__RAW RECORDS__:
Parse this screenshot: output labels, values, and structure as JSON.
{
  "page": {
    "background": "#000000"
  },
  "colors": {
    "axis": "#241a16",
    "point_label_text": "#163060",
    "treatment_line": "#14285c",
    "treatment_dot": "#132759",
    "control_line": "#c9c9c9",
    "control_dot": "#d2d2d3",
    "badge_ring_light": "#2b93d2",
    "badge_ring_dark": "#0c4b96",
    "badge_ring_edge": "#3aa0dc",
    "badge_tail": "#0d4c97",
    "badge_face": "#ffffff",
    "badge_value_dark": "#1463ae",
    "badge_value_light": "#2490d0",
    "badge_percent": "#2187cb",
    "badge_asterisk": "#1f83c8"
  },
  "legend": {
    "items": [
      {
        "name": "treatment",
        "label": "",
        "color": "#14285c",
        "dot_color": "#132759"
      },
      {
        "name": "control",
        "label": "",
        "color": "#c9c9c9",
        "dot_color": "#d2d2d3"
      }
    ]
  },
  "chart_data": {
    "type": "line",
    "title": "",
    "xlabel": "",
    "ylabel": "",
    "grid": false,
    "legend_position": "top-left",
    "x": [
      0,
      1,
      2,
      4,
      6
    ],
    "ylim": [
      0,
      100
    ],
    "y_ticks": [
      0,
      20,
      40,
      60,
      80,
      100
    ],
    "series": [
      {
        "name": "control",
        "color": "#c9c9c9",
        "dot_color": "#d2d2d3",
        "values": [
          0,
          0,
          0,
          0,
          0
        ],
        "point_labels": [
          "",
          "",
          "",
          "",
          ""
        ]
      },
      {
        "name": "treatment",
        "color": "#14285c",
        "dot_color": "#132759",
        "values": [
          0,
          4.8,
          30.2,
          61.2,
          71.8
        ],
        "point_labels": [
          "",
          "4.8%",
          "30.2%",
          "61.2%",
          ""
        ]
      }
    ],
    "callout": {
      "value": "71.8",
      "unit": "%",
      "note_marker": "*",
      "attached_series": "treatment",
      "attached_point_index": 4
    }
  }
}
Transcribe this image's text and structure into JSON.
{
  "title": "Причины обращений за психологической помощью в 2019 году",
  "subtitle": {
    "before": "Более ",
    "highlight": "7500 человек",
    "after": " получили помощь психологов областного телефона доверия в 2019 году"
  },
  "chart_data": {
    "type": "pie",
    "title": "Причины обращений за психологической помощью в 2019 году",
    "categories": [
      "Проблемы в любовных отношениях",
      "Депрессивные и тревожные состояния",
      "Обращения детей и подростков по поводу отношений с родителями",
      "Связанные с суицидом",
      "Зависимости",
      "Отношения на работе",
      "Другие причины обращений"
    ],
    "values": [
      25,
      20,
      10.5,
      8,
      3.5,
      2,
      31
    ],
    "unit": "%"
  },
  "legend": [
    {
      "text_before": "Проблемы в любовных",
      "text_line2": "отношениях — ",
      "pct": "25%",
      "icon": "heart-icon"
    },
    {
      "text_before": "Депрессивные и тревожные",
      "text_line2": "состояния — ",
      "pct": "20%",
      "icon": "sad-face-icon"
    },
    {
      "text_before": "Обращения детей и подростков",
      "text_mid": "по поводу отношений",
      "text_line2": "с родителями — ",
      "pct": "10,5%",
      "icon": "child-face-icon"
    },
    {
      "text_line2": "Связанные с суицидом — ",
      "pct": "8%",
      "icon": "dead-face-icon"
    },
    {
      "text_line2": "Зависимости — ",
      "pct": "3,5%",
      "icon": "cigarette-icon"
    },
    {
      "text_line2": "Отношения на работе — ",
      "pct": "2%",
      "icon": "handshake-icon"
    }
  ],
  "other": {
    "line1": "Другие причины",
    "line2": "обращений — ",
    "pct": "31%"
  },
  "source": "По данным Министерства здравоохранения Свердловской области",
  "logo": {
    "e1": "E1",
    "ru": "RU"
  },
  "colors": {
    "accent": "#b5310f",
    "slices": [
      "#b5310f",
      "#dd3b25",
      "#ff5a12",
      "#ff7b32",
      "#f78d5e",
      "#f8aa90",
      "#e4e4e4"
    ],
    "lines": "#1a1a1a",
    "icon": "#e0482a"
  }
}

__GIVEN EXERCISE__:
Out of the material above, select every line that holds the string "Обращения".

__TASK ANSWER__:
      "Обращения детей и подростков по поводу отношений с родителями",
      "text_before": "Обращения детей и подростков",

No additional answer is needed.